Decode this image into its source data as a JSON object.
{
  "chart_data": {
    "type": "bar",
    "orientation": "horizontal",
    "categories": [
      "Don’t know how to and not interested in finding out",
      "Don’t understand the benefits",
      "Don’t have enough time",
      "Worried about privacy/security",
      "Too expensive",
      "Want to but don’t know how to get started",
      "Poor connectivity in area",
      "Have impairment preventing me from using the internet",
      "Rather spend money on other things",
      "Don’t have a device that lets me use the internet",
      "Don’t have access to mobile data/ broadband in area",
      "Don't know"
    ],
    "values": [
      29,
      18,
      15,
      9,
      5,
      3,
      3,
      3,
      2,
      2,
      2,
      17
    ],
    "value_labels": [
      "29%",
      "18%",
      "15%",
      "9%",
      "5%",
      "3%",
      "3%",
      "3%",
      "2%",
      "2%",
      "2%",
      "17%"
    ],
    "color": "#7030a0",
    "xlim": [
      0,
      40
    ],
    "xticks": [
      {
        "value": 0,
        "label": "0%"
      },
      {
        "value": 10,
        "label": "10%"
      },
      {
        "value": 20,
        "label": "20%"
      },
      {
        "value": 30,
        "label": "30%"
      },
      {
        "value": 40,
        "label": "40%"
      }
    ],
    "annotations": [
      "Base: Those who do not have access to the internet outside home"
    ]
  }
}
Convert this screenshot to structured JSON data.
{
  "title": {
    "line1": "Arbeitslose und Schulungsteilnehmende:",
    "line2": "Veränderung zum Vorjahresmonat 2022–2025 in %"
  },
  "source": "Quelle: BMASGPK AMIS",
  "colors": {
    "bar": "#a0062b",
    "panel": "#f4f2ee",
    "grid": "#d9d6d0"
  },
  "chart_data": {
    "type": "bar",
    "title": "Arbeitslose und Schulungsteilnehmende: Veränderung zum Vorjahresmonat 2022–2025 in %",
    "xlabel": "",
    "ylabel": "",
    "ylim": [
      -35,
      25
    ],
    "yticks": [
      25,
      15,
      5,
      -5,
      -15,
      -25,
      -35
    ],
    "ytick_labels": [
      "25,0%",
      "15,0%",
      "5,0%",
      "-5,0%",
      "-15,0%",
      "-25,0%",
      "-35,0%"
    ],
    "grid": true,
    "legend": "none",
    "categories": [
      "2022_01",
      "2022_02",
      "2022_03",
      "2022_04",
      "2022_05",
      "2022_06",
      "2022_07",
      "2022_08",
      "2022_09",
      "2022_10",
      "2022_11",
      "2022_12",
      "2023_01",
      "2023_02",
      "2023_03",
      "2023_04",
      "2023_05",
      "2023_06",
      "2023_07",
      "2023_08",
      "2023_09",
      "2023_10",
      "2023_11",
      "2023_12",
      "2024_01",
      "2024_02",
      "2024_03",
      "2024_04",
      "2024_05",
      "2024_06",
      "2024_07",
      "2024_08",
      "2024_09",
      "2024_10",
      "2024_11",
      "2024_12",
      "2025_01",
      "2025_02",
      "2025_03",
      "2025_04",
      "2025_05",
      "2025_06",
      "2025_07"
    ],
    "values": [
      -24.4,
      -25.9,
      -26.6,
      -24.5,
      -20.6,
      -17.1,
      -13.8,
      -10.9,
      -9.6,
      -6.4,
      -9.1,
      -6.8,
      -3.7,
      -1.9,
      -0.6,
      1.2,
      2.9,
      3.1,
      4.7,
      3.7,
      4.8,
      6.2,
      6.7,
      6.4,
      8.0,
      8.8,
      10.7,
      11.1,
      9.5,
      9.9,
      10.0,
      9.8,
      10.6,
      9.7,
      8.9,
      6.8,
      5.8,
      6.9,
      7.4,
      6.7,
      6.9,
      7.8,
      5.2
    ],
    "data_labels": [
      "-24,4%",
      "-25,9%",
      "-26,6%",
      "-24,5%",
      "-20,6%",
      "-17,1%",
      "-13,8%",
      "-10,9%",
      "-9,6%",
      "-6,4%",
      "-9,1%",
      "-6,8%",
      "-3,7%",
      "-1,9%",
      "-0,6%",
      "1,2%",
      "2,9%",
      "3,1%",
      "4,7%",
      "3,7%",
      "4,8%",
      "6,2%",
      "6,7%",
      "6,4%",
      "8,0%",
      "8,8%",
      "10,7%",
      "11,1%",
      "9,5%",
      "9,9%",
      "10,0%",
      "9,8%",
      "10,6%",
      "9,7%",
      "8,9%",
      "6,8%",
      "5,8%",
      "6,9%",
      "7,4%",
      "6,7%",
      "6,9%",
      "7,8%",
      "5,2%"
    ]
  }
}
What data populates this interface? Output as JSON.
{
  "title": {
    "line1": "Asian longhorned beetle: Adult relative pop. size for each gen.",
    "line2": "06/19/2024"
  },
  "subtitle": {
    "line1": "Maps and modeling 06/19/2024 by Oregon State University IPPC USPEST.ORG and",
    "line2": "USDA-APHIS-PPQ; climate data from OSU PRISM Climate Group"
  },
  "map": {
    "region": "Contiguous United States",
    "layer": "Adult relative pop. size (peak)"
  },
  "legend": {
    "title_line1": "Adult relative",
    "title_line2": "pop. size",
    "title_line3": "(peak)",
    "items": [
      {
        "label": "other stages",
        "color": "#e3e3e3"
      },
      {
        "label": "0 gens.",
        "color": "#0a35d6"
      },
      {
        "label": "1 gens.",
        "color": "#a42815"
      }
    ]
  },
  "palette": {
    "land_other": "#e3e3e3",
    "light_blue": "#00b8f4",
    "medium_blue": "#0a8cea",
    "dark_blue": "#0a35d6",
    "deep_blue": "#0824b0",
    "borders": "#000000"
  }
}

------------------------

● Work required
Retype all of the material above with every character intact.

● Finished answer
Decode this image into its source data as a JSON object.
{
  "chart_data": {
    "type": "bar",
    "orientation": "horizontal",
    "categories": [
      "Don’t know how to and not interested in finding out",
      "Don’t understand the benefits",
      "Don’t have enough time",
      "Worried about privacy/security",
      "Too expensive",
      "Want to but don’t know how to get started",
      "Poor connectivity in area",
      "Have impairment preventing me from using the internet",
      "Rather spend money on other things",
      "Don’t have a device that lets me use the internet",
      "Don’t have access to mobile data/ broadband in area",
      "Don't know"
    ],
    "values": [
      29,
      18,
      15,
      9,
      5,
      3,
      3,
      3,
      2,
      2,
      2,
      17
    ],
    "value_labels": [
      "29%",
      "18%",
      "15%",
      "9%",
      "5%",
      "3%",
      "3%",
      "3%",
      "2%",
      "2%",
      "2%",
      "17%"
    ],
    "color": "#7030a0",
    "xlim": [
      0,
      40
    ],
    "xticks": [
      {
        "value": 0,
        "label": "0%"
      },
      {
        "value": 10,
        "label": "10%"
      },
      {
        "value": 20,
        "label": "20%"
      },
      {
        "value": 30,
        "label": "30%"
      },
      {
        "value": 40,
        "label": "40%"
      }
    ],
    "annotations": [
      "Base: Those who do not have access to the internet outside home"
    ]
  }
}
Convert this screenshot to structured JSON data.
{
  "title": {
    "line1": "Arbeitslose und Schulungsteilnehmende:",
    "line2": "Veränderung zum Vorjahresmonat 2022–2025 in %"
  },
  "source": "Quelle: BMASGPK AMIS",
  "colors": {
    "bar": "#a0062b",
    "panel": "#f4f2ee",
    "grid": "#d9d6d0"
  },
  "chart_data": {
    "type": "bar",
    "title": "Arbeitslose und Schulungsteilnehmende: Veränderung zum Vorjahresmonat 2022–2025 in %",
    "xlabel": "",
    "ylabel": "",
    "ylim": [
      -35,
      25
    ],
    "yticks": [
      25,
      15,
      5,
      -5,
      -15,
      -25,
      -35
    ],
    "ytick_labels": [
      "25,0%",
      "15,0%",
      "5,0%",
      "-5,0%",
      "-15,0%",
      "-25,0%",
      "-35,0%"
    ],
    "grid": true,
    "legend": "none",
    "categories": [
      "2022_01",
      "2022_02",
      "2022_03",
      "2022_04",
      "2022_05",
      "2022_06",
      "2022_07",
      "2022_08",
      "2022_09",
      "2022_10",
      "2022_11",
      "2022_12",
      "2023_01",
      "2023_02",
      "2023_03",
      "2023_04",
      "2023_05",
      "2023_06",
      "2023_07",
      "2023_08",
      "2023_09",
      "2023_10",
      "2023_11",
      "2023_12",
      "2024_01",
      "2024_02",
      "2024_03",
      "2024_04",
      "2024_05",
      "2024_06",
      "2024_07",
      "2024_08",
      "2024_09",
      "2024_10",
      "2024_11",
      "2024_12",
      "2025_01",
      "2025_02",
      "2025_03",
      "2025_04",
      "2025_05",
      "2025_06",
      "2025_07"
    ],
    "values": [
      -24.4,
      -25.9,
      -26.6,
      -24.5,
      -20.6,
      -17.1,
      -13.8,
      -10.9,
      -9.6,
      -6.4,
      -9.1,
      -6.8,
      -3.7,
      -1.9,
      -0.6,
      1.2,
      2.9,
      3.1,
      4.7,
      3.7,
      4.8,
      6.2,
      6.7,
      6.4,
      8.0,
      8.8,
      10.7,
      11.1,
      9.5,
      9.9,
      10.0,
      9.8,
      10.6,
      9.7,
      8.9,
      6.8,
      5.8,
      6.9,
      7.4,
      6.7,
      6.9,
      7.8,
      5.2
    ],
    "data_labels": [
      "-24,4%",
      "-25,9%",
      "-26,6%",
      "-24,5%",
      "-20,6%",
      "-17,1%",
      "-13,8%",
      "-10,9%",
      "-9,6%",
      "-6,4%",
      "-9,1%",
      "-6,8%",
      "-3,7%",
      "-1,9%",
      "-0,6%",
      "1,2%",
      "2,9%",
      "3,1%",
      "4,7%",
      "3,7%",
      "4,8%",
      "6,2%",
      "6,7%",
      "6,4%",
      "8,0%",
      "8,8%",
      "10,7%",
      "11,1%",
      "9,5%",
      "9,9%",
      "10,0%",
      "9,8%",
      "10,6%",
      "9,7%",
      "8,9%",
      "6,8%",
      "5,8%",
      "6,9%",
      "7,4%",
      "6,7%",
      "6,9%",
      "7,8%",
      "5,2%"
    ]
  }
}
What data populates this interface? Output as JSON.
{
  "title": {
    "line1": "Asian longhorned beetle: Adult relative pop. size for each gen.",
    "line2": "06/19/2024"
  },
  "subtitle": {
    "line1": "Maps and modeling 06/19/2024 by Oregon State University IPPC USPEST.ORG and",
    "line2": "USDA-APHIS-PPQ; climate data from OSU PRISM Climate Group"
  },
  "map": {
    "region": "Contiguous United States",
    "layer": "Adult relative pop. size (peak)"
  },
  "legend": {
    "title_line1": "Adult relative",
    "title_line2": "pop. size",
    "title_line3": "(peak)",
    "items": [
      {
        "label": "other stages",
        "color": "#e3e3e3"
      },
      {
        "label": "0 gens.",
        "color": "#0a35d6"
      },
      {
        "label": "1 gens.",
        "color": "#a42815"
      }
    ]
  },
  "palette": {
    "land_other": "#e3e3e3",
    "light_blue": "#00b8f4",
    "medium_blue": "#0a8cea",
    "dark_blue": "#0a35d6",
    "deep_blue": "#0824b0",
    "borders": "#000000"
  }
}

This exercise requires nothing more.